▸ **Stated problem**
An exact copy of the records is required, minus the pictures they hold.

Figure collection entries
"""
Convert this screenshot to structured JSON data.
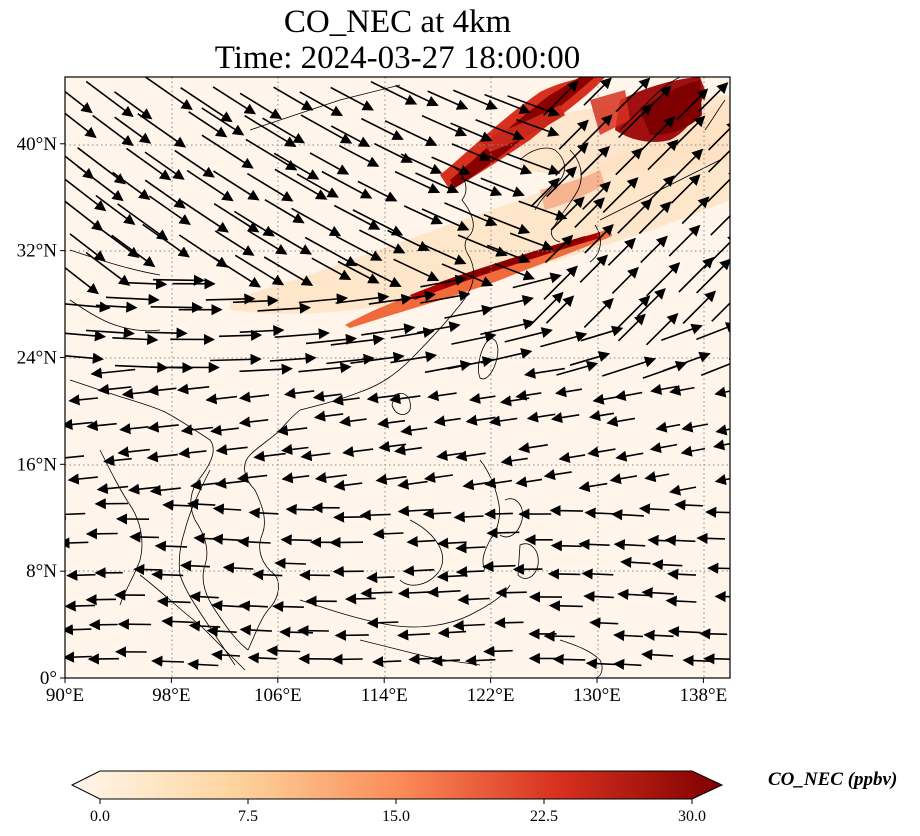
{
  "title": "CO_NEC at 4km",
  "subtitle": "Time: 2024-03-27 18:00:00",
  "map": {
    "lon_range": [
      90,
      140
    ],
    "lat_range": [
      0,
      45
    ],
    "x_ticks": [
      "90°E",
      "98°E",
      "106°E",
      "114°E",
      "122°E",
      "130°E",
      "138°E"
    ],
    "x_tick_values": [
      90,
      98,
      106,
      114,
      122,
      130,
      138
    ],
    "y_ticks": [
      "0°",
      "8°N",
      "16°N",
      "24°N",
      "32°N",
      "40°N"
    ],
    "y_tick_values": [
      0,
      8,
      16,
      24,
      32,
      40
    ],
    "gridlines": "dotted",
    "vectors": "wind arrows"
  },
  "colorbar": {
    "label": "CO_NEC (ppbv)",
    "ticks": [
      "0.0",
      "7.5",
      "15.0",
      "22.5",
      "30.0"
    ],
    "tick_values": [
      0,
      7.5,
      15,
      22.5,
      30
    ],
    "range": [
      0,
      30
    ],
    "colormap": [
      "#fff7ec",
      "#fdd49e",
      "#fc8d59",
      "#d7301f",
      "#7f0000"
    ],
    "extend": "both"
  }
}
"""
▸ **Response**
Convert this screenshot to structured JSON data.
{
  "title": "CO_NEC at 4km",
  "subtitle": "Time: 2024-03-27 18:00:00",
  "map": {
    "lon_range": [
      90,
      140
    ],
    "lat_range": [
      0,
      45
    ],
    "x_ticks": [
      "90°E",
      "98°E",
      "106°E",
      "114°E",
      "122°E",
      "130°E",
      "138°E"
    ],
    "x_tick_values": [
      90,
      98,
      106,
      114,
      122,
      130,
      138
    ],
    "y_ticks": [
      "0°",
      "8°N",
      "16°N",
      "24°N",
      "32°N",
      "40°N"
    ],
    "y_tick_values": [
      0,
      8,
      16,
      24,
      32,
      40
    ],
    "gridlines": "dotted",
    "vectors": "wind arrows"
  },
  "colorbar": {
    "label": "CO_NEC (ppbv)",
    "ticks": [
      "0.0",
      "7.5",
      "15.0",
      "22.5",
      "30.0"
    ],
    "tick_values": [
      0,
      7.5,
      15,
      22.5,
      30
    ],
    "range": [
      0,
      30
    ],
    "colormap": [
      "#fff7ec",
      "#fdd49e",
      "#fc8d59",
      "#d7301f",
      "#7f0000"
    ],
    "extend": "both"
  }
}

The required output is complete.